| RECORDED DATA |

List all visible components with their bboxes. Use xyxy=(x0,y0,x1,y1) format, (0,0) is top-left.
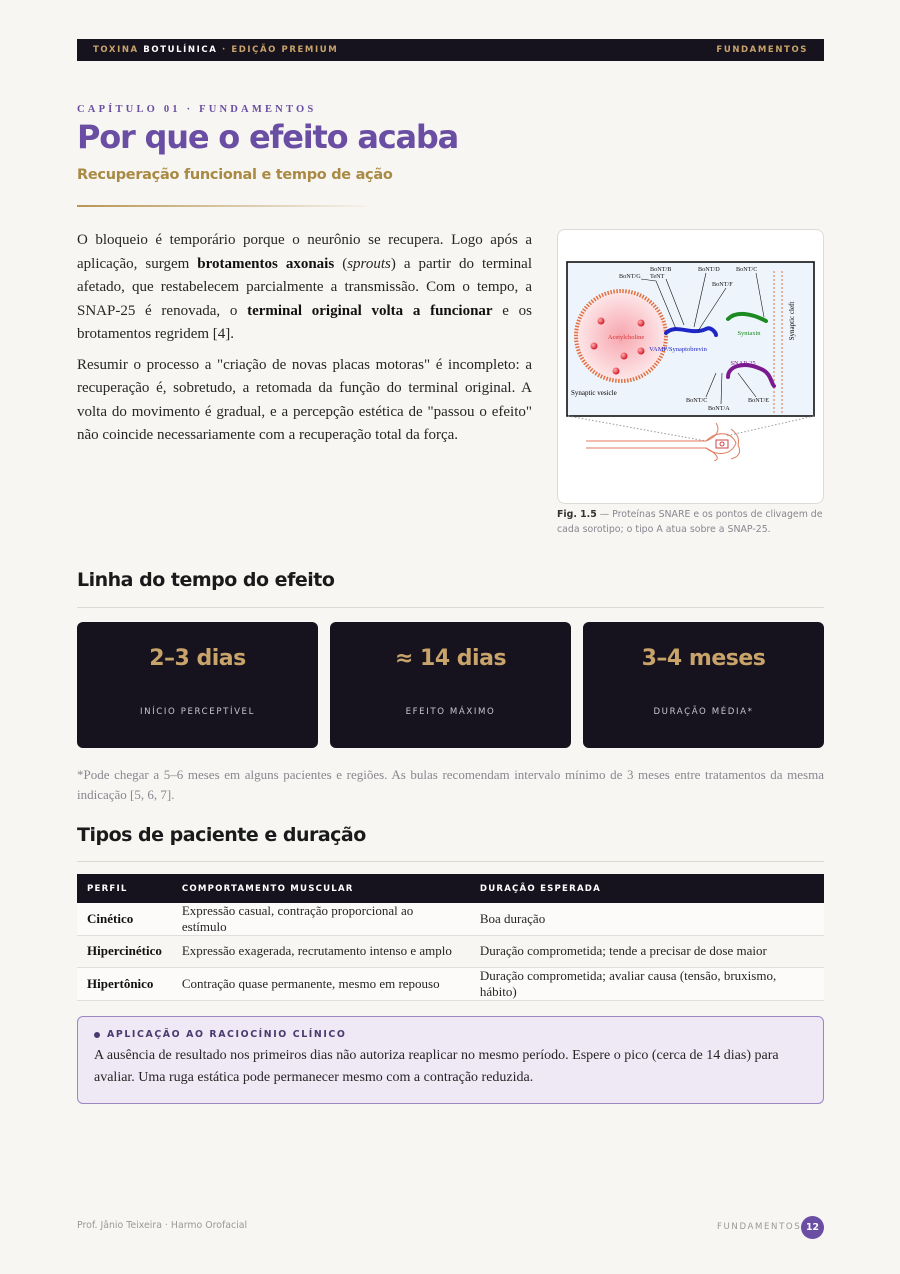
footer-section: FUNDAMENTOS xyxy=(717,1222,802,1232)
patients-table xyxy=(77,874,824,1001)
title-divider xyxy=(77,205,367,207)
ach-molecule xyxy=(591,343,598,350)
callout-text: A ausência de resultado nos primeiros dias não autoriza reaplicar no mesmo período. Espere o pico (cerca de 14 dias) para avaliar. Uma ruga estática pode permanecer mesmo com a contração reduzida. xyxy=(94,1048,779,1085)
timeline-footnote: *Pode chegar a 5–6 meses em alguns pacientes e regiões. As bulas recomendam intervalo mínimo de 3 meses entre tratamentos da mesma indicação [5, 6, 7]. xyxy=(77,767,824,802)
paragraph-1: O bloqueio é temporário porque o neurônio se recupera. Logo após a aplicação, surgem brotamentos axonais (sprouts) a partir do terminal afetado, que restabelecem parcialmente a transmissão. Com o tempo, a SNAP-25 é renovada, o terminal original volta a funcionar e os brotamentos regridem [4]. xyxy=(77,232,532,342)
body-text xyxy=(77,229,532,455)
patients-heading-rule xyxy=(77,861,824,862)
header-title: TOXINA BOTULÍNICA · EDIÇÃO PREMIUM xyxy=(93,45,339,55)
table-row xyxy=(77,903,824,936)
table-row xyxy=(77,936,824,968)
page-subtitle: Recuperação funcional e tempo de ação xyxy=(77,167,393,183)
bont-b-label: BoNT/B xyxy=(650,266,672,273)
table-row xyxy=(77,967,824,1000)
bont-c-top-label: BoNT/C xyxy=(736,266,758,273)
patients-heading: Tipos de paciente e duração xyxy=(77,824,366,846)
bullet-icon xyxy=(94,1032,100,1038)
bont-e-label: BoNT/E xyxy=(748,397,769,404)
figure-card xyxy=(557,229,824,504)
ach-label: Acetylcholine xyxy=(607,334,645,341)
ach-molecule xyxy=(598,318,605,325)
ach-molecule xyxy=(613,368,620,375)
vesicle-label: Synaptic vesicle xyxy=(571,389,617,397)
ach-molecule xyxy=(638,320,645,327)
vamp-label: VAMP/Synaptobrevin xyxy=(649,346,707,353)
stat-label: DURAÇÃO MÉDIA* xyxy=(653,707,754,717)
cleft-label: Synaptic cleft xyxy=(788,301,796,341)
bont-f-label: BoNT/F xyxy=(712,281,733,288)
neuron-sketch xyxy=(568,416,814,461)
stat-card-onset xyxy=(77,622,318,748)
page-number: 12 xyxy=(801,1216,824,1239)
table-cell: Duração comprometida; tende a precisar de dose maior xyxy=(470,936,824,968)
stat-label: EFEITO MÁXIMO xyxy=(405,707,496,717)
syntaxin-label: Syntaxin xyxy=(737,330,761,337)
table-cell: Expressão casual, contração proporcional ao estímulo xyxy=(172,903,470,936)
ach-molecule xyxy=(638,348,645,355)
stat-value: 3–4 meses xyxy=(641,646,766,671)
stat-value: ≈ 14 dias xyxy=(394,646,507,671)
stat-card-duration xyxy=(583,622,824,748)
bont-a-label: BoNT/A xyxy=(708,405,730,412)
snap25-label: SNAP-25 xyxy=(730,360,756,367)
stat-value: 2–3 dias xyxy=(149,646,246,671)
table-cell: Boa duração xyxy=(470,903,824,936)
table-cell: Hipercinético xyxy=(77,936,172,968)
paragraph-2: Resumir o processo a "criação de novas placas motoras" é incompleto: a recuperação é, sobretudo, a retomada da função do terminal original. A volta do movimento é gradual, e a percepção estética de "passou o efeito" não coincide necessariamente com a recuperação total da força. xyxy=(77,356,532,443)
bont-d-label: BoNT/D xyxy=(698,266,720,273)
ach-molecule xyxy=(621,353,628,360)
timeline-heading-rule xyxy=(77,607,824,608)
clinical-callout xyxy=(77,1016,824,1104)
chapter-kicker: CAPÍTULO 01 · FUNDAMENTOS xyxy=(77,104,317,115)
table-header-row xyxy=(77,874,824,903)
bont-c-bot-label: BoNT/C xyxy=(686,397,708,404)
table-cell: Expressão exagerada, recrutamento intenso e amplo xyxy=(172,936,470,968)
page-title: Por que o efeito acaba xyxy=(77,118,458,156)
table-cell: Cinético xyxy=(77,903,172,936)
snare-diagram xyxy=(566,261,816,461)
header-section: FUNDAMENTOS xyxy=(716,45,808,55)
table-cell: Duração comprometida; avaliar causa (tensão, bruxismo, hábito) xyxy=(470,967,824,1000)
timeline-heading: Linha do tempo do efeito xyxy=(77,569,335,591)
column-header: PERFIL xyxy=(77,874,172,903)
running-header xyxy=(77,39,824,61)
figure-caption: Fig. 1.5 — Proteínas SNARE e os pontos de clivagem de cada sorotipo; o tipo A atua sobre a SNAP-25. xyxy=(557,509,823,535)
column-header: COMPORTAMENTO MUSCULAR xyxy=(172,874,470,903)
stat-card-peak xyxy=(330,622,571,748)
callout-title: APLICAÇÃO AO RACIOCÍNIO CLÍNICO xyxy=(94,1029,807,1040)
column-header: DURAÇÃO ESPERADA xyxy=(470,874,824,903)
tent-label: TeNT xyxy=(650,273,665,280)
stat-label: INÍCIO PERCEPTÍVEL xyxy=(140,707,255,717)
table-cell: Contração quase permanente, mesmo em repouso xyxy=(172,967,470,1000)
table-cell: Hipertônico xyxy=(77,967,172,1000)
footer-author: Prof. Jânio Teixeira · Harmo Orofacial xyxy=(77,1220,248,1231)
bont-g-label: BoNT/G xyxy=(619,273,641,280)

| YOUR INSTRUCTIONS |
Find all lines holding the word "BoNT" in the records above and copy them.

| TASK ANSWER |
bont-b-label: BoNT/B xyxy=(650,266,672,273)
bont-c-top-label: BoNT/C xyxy=(736,266,758,273)
bont-e-label: BoNT/E xyxy=(748,397,769,404)
bont-f-label: BoNT/F xyxy=(712,281,733,288)
bont-a-label: BoNT/A xyxy=(708,405,730,412)
bont-d-label: BoNT/D xyxy=(698,266,720,273)
bont-c-bot-label: BoNT/C xyxy=(686,397,708,404)
bont-g-label: BoNT/G xyxy=(619,273,641,280)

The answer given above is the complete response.